• _TASK TO COMPLETE_:
Without including any images, reproduce each entry exactly.
===== DATA LINES =====
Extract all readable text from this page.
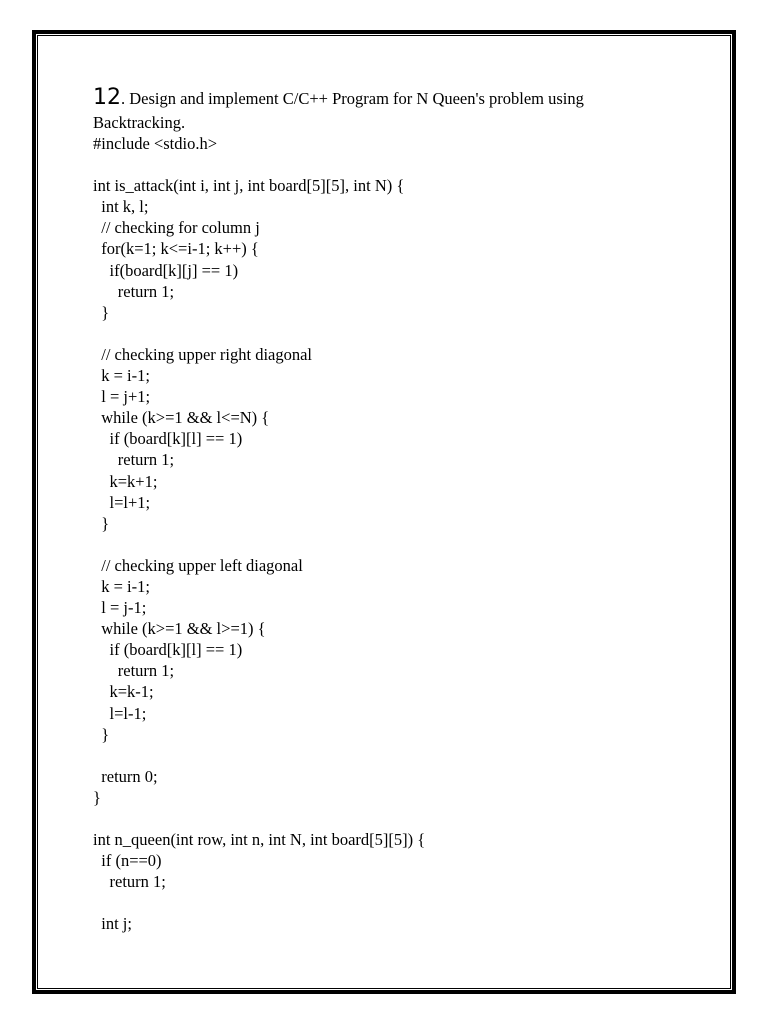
12. Design and implement C/C++ Program for N Queen's problem using
Backtracking.
#include <stdio.h>
int is_attack(int i, int j, int board[5][5], int N) {
int k, l;
// checking for column j
for(k=1; k<=i-1; k++) {
if(board[k][j] == 1)
return 1;
}
// checking upper right diagonal
k = i-1;
l = j+1;
while (k>=1 && l<=N) {
if (board[k][l] == 1)
return 1;
k=k+1;
l=l+1;
}
// checking upper left diagonal
k = i-1;
l = j-1;
while (k>=1 && l>=1) {
if (board[k][l] == 1)
return 1;
k=k-1;
l=l-1;
}
return 0;
}
int n_queen(int row, int n, int N, int board[5][5]) {
if (n==0)
return 1;
int j;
=====
• _SOLUTION FOR THIS PROBLEM_:
Extract all readable text from this page.
12. Design and implement C/C++ Program for N Queen's problem using
Backtracking.
#include <stdio.h>
int is_attack(int i, int j, int board[5][5], int N) {
int k, l;
// checking for column j
for(k=1; k<=i-1; k++) {
if(board[k][j] == 1)
return 1;
}
// checking upper right diagonal
k = i-1;
l = j+1;
while (k>=1 && l<=N) {
if (board[k][l] == 1)
return 1;
k=k+1;
l=l+1;
}
// checking upper left diagonal
k = i-1;
l = j-1;
while (k>=1 && l>=1) {
if (board[k][l] == 1)
return 1;
k=k-1;
l=l-1;
}
return 0;
}
int n_queen(int row, int n, int N, int board[5][5]) {
if (n==0)
return 1;
int j;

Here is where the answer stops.